>> START Given information

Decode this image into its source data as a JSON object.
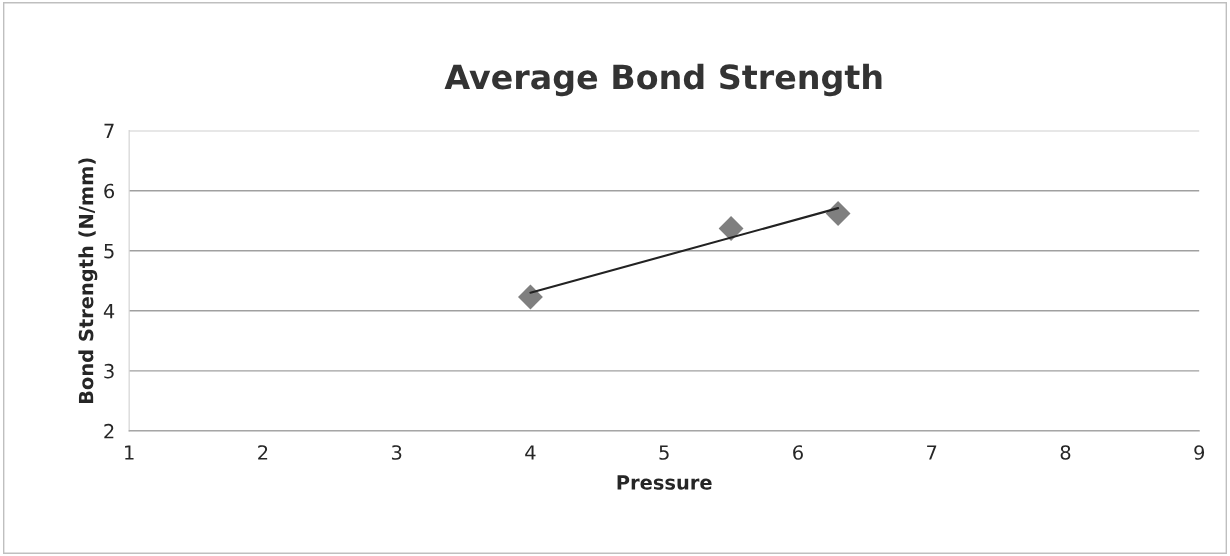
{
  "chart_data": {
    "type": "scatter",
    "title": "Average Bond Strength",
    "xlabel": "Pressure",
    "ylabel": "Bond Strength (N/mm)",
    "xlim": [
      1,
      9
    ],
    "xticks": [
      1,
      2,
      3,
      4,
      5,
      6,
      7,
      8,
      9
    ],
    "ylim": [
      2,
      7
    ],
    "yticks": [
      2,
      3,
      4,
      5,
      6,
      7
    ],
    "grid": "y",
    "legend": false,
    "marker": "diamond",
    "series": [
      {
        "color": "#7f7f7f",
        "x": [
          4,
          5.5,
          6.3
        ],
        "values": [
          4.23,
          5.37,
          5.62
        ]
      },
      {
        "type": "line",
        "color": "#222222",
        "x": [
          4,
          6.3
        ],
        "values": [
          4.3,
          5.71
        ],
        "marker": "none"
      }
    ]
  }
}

>> END Given information
>> START Given information

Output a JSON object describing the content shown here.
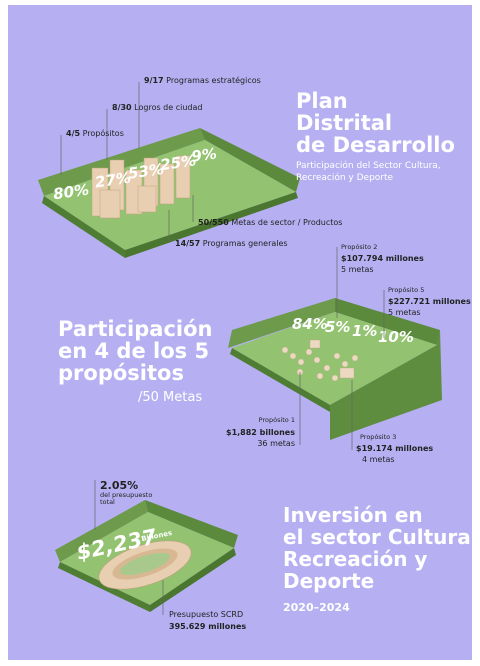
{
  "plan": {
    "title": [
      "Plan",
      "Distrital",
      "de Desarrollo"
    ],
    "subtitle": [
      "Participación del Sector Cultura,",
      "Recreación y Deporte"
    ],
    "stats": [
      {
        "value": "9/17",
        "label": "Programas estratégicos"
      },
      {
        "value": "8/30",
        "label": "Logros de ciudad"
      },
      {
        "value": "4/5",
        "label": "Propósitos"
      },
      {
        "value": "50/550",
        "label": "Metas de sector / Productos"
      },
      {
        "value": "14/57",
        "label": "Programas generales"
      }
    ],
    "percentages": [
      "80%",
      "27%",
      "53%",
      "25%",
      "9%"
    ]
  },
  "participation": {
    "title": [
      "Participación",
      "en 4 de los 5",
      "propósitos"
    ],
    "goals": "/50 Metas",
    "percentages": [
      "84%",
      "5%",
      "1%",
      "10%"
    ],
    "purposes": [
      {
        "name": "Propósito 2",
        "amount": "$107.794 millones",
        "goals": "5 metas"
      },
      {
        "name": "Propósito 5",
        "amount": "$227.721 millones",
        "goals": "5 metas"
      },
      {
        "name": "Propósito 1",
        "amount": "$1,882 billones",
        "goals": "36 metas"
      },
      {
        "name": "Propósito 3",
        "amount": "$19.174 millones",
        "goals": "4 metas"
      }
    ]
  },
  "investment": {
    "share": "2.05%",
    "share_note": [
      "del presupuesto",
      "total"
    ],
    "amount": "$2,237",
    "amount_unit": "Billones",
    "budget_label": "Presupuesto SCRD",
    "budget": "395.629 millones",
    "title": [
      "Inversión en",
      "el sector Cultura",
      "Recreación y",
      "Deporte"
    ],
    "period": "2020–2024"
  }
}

>> END Given information

_Task to complete_:
Find every line with "Cultura" in the listing and state how many there are, nothing else.

_Solution below_:
2